◆ Stated task
For each line of the data below that holds "добавились", copy the line.

◆ Provided material
◆ ◆ ◆ ◆ ◆ ◆ ◆
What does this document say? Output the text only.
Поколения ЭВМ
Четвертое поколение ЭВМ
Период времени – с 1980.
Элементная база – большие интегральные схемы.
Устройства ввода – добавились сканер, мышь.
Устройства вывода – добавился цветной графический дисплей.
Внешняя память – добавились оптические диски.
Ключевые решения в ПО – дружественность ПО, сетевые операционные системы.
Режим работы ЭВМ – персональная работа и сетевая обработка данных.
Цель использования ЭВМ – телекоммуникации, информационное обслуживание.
◆ ◆ ◆ ◆ ◆ ◆ ◆
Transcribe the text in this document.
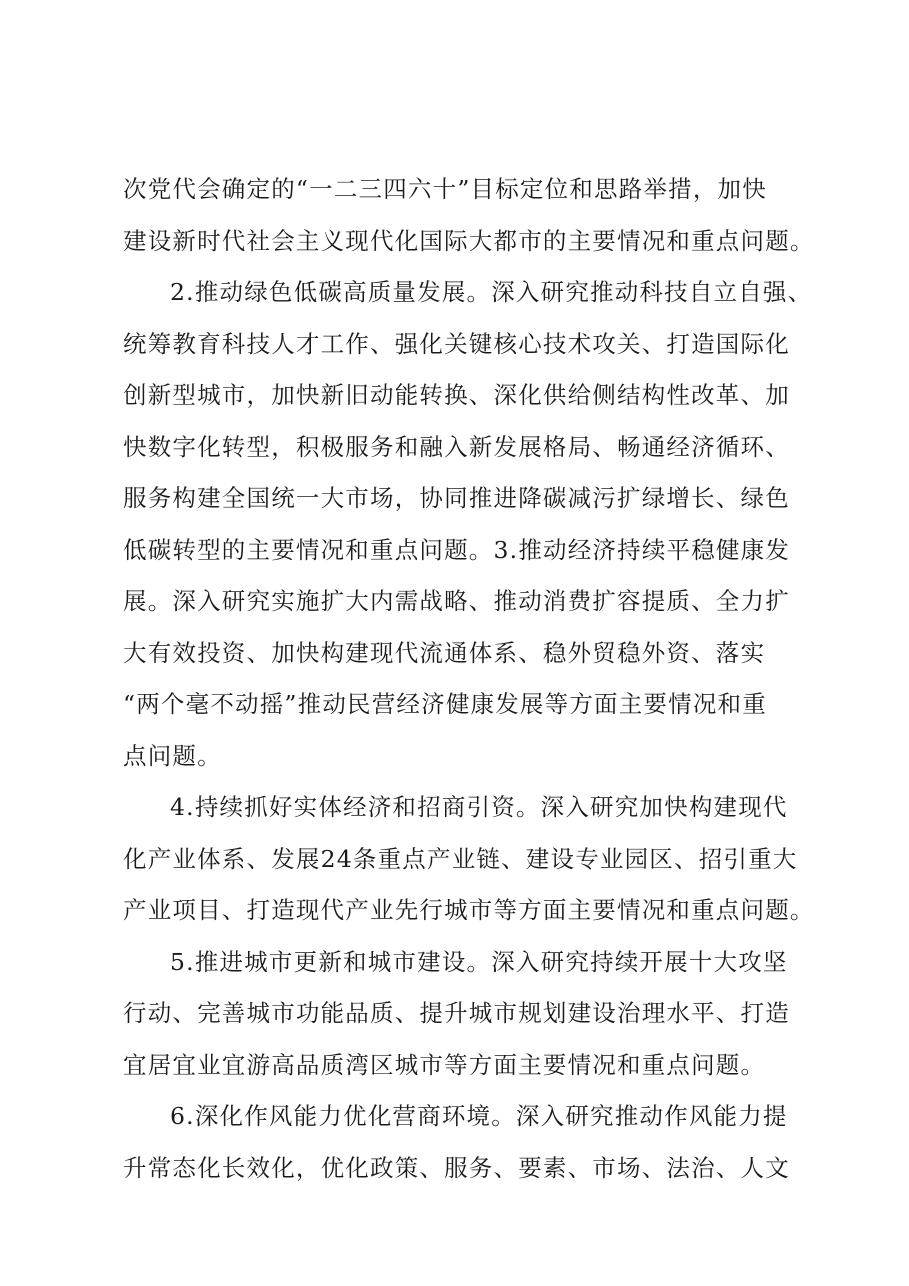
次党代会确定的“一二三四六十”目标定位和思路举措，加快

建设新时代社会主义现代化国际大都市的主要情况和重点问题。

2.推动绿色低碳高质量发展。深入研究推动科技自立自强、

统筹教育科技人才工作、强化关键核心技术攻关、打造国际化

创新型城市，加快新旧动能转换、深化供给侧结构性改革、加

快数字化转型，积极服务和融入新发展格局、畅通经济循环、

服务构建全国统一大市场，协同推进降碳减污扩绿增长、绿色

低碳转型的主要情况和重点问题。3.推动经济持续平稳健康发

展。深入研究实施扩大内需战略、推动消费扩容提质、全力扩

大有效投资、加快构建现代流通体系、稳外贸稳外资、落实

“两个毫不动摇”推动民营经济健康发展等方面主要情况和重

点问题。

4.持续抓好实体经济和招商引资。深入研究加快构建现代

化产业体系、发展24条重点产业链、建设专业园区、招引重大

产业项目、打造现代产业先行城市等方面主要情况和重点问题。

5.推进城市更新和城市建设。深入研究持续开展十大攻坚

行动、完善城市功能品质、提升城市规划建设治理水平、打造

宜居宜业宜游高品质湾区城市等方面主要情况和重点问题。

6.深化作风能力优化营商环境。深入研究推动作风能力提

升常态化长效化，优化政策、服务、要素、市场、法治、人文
◆ ◆ ◆ ◆ ◆ ◆ ◆
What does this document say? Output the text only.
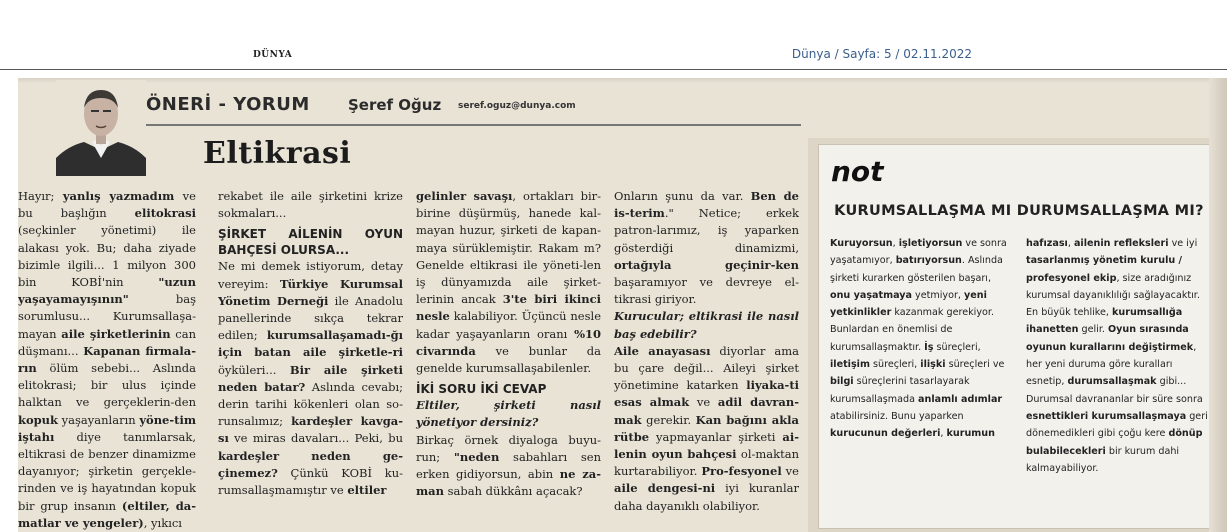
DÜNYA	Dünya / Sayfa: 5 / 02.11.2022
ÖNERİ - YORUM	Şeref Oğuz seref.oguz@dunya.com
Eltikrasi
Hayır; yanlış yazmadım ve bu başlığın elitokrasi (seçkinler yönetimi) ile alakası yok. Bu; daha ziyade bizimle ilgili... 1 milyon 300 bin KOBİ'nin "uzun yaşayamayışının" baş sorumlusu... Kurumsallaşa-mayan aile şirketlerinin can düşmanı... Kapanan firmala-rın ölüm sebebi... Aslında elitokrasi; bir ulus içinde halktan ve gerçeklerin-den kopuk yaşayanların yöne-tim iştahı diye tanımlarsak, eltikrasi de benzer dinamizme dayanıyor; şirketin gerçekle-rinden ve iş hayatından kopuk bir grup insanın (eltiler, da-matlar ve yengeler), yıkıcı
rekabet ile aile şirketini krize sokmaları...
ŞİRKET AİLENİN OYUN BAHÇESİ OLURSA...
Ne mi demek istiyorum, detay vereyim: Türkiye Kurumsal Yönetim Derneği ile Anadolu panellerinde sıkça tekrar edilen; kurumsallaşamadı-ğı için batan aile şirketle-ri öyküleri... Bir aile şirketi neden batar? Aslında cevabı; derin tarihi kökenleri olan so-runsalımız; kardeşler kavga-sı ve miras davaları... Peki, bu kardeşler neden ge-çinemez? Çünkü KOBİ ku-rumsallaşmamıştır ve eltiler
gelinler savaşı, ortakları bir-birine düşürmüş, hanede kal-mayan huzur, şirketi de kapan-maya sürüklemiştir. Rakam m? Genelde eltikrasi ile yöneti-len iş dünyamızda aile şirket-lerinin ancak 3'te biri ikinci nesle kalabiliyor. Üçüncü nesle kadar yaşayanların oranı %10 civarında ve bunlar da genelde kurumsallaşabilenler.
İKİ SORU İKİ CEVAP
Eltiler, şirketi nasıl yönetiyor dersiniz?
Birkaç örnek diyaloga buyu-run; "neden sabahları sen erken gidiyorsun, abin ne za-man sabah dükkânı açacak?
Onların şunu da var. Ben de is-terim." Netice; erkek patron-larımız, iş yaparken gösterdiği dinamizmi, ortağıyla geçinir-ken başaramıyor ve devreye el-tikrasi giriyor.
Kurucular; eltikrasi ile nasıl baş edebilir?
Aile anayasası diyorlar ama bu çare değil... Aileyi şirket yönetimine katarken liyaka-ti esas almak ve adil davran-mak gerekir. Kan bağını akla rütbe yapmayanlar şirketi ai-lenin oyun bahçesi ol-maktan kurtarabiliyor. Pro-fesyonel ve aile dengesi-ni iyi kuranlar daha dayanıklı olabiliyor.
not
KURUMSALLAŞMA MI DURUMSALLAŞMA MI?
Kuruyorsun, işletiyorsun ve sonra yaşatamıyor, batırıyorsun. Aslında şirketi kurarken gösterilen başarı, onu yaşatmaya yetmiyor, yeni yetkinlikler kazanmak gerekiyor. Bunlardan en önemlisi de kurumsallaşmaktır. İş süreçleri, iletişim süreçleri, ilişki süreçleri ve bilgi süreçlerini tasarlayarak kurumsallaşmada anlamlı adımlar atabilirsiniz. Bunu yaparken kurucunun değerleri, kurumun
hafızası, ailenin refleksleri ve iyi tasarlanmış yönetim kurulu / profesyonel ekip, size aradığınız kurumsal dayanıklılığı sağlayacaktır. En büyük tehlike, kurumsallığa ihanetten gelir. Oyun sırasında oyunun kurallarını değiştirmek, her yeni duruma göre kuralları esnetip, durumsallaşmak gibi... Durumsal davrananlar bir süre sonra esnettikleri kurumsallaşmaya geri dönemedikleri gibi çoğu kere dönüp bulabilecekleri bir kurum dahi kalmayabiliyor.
◆ ◆ ◆ ◆ ◆ ◆ ◆
◆ Result of this exercise
Устройства ввода – добавились сканер, мышь.
Внешняя память – добавились оптические диски.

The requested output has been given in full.